AIM OF THE EXERCISE: Reproduce all lines of the listing below in which the word "Zanahoria" occurs.

___ RECORDS PROVIDED

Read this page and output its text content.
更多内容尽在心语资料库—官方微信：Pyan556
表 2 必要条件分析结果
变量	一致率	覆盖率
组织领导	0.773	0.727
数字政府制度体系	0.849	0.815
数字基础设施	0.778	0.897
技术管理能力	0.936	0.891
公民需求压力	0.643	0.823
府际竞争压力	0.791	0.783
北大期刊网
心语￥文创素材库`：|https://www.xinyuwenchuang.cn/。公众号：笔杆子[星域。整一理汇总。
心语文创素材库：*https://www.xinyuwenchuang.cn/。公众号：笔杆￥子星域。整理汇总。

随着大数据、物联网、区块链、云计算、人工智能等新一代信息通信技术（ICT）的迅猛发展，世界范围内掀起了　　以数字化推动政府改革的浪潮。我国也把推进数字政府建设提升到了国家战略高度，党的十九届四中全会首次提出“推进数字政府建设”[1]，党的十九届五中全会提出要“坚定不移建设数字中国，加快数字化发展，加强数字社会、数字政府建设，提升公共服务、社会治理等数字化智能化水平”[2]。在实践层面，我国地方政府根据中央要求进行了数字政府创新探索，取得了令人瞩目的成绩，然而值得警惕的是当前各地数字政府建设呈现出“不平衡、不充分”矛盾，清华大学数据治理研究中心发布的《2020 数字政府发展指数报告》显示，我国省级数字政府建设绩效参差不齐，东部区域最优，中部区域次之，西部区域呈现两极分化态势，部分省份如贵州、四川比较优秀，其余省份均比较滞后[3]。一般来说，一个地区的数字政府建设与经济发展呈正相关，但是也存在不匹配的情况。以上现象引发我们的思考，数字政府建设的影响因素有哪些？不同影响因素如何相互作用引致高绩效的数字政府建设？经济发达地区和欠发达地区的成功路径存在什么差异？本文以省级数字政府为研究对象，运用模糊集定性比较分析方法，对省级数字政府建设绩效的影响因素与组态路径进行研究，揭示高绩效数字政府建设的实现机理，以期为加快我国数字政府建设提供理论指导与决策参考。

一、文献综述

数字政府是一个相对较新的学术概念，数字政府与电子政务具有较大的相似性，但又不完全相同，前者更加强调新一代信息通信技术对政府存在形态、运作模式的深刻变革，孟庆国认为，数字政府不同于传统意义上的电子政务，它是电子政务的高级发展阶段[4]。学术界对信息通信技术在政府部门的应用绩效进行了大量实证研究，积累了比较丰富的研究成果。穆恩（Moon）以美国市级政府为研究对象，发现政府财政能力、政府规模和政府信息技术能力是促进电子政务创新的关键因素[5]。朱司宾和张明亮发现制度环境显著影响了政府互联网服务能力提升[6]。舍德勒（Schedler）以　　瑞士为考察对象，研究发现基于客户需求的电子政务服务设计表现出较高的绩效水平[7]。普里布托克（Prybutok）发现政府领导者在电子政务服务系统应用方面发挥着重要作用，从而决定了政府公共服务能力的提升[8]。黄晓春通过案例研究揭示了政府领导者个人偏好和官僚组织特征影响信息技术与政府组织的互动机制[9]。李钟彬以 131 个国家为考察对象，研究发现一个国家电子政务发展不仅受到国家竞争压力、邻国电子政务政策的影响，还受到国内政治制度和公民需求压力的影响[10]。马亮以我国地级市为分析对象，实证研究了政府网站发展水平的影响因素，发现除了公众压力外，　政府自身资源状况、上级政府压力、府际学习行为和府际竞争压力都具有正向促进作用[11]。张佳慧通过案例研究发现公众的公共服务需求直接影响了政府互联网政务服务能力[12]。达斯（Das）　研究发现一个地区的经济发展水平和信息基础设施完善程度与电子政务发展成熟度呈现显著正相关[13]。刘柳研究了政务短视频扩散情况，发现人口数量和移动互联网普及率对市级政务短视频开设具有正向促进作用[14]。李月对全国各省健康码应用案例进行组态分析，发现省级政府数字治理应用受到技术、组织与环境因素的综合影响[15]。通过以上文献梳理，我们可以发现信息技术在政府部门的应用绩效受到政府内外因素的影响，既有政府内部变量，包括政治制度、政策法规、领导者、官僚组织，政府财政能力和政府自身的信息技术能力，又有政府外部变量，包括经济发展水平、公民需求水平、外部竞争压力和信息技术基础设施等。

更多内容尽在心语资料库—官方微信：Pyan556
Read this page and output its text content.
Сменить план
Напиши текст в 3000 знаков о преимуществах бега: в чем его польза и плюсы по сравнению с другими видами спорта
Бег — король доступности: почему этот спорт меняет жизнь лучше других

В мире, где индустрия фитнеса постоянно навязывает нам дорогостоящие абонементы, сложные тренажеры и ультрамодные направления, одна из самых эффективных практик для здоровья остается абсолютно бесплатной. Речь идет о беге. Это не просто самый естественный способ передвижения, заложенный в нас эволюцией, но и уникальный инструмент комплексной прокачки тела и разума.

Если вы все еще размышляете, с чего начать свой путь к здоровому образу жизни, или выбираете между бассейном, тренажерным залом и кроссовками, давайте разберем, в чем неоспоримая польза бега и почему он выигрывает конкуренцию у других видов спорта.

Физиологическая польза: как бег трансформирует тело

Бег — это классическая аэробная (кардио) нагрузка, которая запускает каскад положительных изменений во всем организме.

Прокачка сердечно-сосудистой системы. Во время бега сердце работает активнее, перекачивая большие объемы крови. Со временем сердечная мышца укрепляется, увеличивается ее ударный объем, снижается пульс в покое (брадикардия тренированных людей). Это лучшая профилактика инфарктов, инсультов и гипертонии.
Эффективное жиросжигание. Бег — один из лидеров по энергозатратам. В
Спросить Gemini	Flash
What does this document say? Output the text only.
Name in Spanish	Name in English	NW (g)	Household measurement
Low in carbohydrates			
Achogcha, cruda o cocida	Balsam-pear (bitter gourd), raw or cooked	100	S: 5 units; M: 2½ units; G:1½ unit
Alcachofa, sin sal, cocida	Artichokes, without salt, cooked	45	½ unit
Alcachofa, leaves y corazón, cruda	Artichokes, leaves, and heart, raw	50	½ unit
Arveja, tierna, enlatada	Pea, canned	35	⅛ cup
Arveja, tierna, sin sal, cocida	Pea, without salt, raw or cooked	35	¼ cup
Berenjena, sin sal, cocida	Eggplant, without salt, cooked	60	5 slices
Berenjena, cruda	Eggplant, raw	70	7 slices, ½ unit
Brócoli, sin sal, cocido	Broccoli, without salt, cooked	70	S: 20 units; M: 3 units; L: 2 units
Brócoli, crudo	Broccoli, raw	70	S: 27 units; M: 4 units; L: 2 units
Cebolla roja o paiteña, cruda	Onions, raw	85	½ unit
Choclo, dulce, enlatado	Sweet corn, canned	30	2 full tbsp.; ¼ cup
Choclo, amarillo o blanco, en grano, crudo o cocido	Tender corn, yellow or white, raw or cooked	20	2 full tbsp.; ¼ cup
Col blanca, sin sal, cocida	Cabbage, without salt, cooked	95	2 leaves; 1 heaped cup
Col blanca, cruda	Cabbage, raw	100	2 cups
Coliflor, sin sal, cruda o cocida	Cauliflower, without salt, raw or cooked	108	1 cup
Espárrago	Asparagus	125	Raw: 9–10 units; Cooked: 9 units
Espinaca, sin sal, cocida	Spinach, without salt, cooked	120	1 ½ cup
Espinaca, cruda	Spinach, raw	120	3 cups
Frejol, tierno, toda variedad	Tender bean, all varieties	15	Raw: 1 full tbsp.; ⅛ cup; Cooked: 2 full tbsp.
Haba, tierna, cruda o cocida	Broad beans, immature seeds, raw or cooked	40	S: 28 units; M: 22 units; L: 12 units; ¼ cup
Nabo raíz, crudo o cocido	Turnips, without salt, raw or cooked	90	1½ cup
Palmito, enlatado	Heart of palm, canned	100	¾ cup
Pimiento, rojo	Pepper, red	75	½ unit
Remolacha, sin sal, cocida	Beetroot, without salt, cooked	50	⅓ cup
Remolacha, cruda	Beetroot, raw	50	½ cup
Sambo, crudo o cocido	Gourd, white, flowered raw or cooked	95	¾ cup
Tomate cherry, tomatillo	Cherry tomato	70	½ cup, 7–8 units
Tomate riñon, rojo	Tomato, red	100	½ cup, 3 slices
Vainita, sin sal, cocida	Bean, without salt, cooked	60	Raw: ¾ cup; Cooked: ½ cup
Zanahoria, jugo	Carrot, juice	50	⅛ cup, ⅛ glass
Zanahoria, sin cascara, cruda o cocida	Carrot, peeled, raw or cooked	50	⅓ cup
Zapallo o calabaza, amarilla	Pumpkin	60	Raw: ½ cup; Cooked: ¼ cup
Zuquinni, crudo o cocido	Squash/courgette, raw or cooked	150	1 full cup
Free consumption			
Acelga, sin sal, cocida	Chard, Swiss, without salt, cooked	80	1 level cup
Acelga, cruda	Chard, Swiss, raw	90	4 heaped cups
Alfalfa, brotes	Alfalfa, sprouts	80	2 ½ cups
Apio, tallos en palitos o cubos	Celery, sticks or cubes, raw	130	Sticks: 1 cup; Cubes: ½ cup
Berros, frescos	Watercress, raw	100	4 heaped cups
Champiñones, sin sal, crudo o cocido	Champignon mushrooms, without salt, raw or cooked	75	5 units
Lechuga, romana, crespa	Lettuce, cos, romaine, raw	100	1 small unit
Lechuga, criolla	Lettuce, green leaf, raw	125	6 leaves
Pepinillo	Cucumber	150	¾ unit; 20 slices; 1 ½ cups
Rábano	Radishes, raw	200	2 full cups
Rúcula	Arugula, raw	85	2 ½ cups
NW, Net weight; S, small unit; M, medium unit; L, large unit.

______

THE REPLY:
Zanahoria, jugo	Carrot, juice	50	⅛ cup, ⅛ glass
Zanahoria, sin cascara, cruda o cocida	Carrot, peeled, raw or cooked	50	⅓ cup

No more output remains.